▸ **Task details**: Output all of the data below exactly as given.

▸ **Supplied material**:

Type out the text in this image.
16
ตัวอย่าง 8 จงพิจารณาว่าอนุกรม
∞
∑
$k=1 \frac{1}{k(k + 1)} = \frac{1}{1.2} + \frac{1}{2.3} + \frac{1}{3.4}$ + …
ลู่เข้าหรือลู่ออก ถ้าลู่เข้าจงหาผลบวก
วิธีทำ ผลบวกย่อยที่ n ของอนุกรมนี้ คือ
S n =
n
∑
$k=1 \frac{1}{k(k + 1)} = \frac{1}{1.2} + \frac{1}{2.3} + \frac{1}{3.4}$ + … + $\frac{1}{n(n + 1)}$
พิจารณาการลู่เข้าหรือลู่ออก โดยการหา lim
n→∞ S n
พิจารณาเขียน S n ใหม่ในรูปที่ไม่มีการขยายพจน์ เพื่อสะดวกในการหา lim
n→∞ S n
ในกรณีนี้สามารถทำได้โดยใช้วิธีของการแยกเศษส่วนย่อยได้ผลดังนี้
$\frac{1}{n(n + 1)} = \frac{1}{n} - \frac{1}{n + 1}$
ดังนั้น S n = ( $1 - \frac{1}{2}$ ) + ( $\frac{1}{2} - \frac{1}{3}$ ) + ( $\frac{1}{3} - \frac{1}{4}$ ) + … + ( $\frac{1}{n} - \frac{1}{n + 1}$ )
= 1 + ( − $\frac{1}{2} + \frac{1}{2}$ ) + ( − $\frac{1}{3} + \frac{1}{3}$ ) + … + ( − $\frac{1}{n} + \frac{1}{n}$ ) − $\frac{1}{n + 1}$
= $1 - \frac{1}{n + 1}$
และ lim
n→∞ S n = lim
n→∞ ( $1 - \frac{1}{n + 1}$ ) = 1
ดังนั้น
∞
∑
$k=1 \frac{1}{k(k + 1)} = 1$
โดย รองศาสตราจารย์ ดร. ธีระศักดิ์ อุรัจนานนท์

▸ **The completed task**:
Type out the text in this image.
16
ตัวอย่าง 8 จงพิจารณาว่าอนุกรม
∞
∑
$k=1 \frac{1}{k(k + 1)} = \frac{1}{1.2} + \frac{1}{2.3} + \frac{1}{3.4}$ + …
ลู่เข้าหรือลู่ออก ถ้าลู่เข้าจงหาผลบวก
วิธีทำ ผลบวกย่อยที่ n ของอนุกรมนี้ คือ
S n =
n
∑
$k=1 \frac{1}{k(k + 1)} = \frac{1}{1.2} + \frac{1}{2.3} + \frac{1}{3.4}$ + … + $\frac{1}{n(n + 1)}$
พิจารณาการลู่เข้าหรือลู่ออก โดยการหา lim
n→∞ S n
พิจารณาเขียน S n ใหม่ในรูปที่ไม่มีการขยายพจน์ เพื่อสะดวกในการหา lim
n→∞ S n
ในกรณีนี้สามารถทำได้โดยใช้วิธีของการแยกเศษส่วนย่อยได้ผลดังนี้
$\frac{1}{n(n + 1)} = \frac{1}{n} - \frac{1}{n + 1}$
ดังนั้น S n = ( $1 - \frac{1}{2}$ ) + ( $\frac{1}{2} - \frac{1}{3}$ ) + ( $\frac{1}{3} - \frac{1}{4}$ ) + … + ( $\frac{1}{n} - \frac{1}{n + 1}$ )
= 1 + ( − $\frac{1}{2} + \frac{1}{2}$ ) + ( − $\frac{1}{3} + \frac{1}{3}$ ) + … + ( − $\frac{1}{n} + \frac{1}{n}$ ) − $\frac{1}{n + 1}$
= $1 - \frac{1}{n + 1}$
และ lim
n→∞ S n = lim
n→∞ ( $1 - \frac{1}{n + 1}$ ) = 1
ดังนั้น
∞
∑
$k=1 \frac{1}{k(k + 1)} = 1$
โดย รองศาสตราจารย์ ดร. ธีระศักดิ์ อุรัจนานนท์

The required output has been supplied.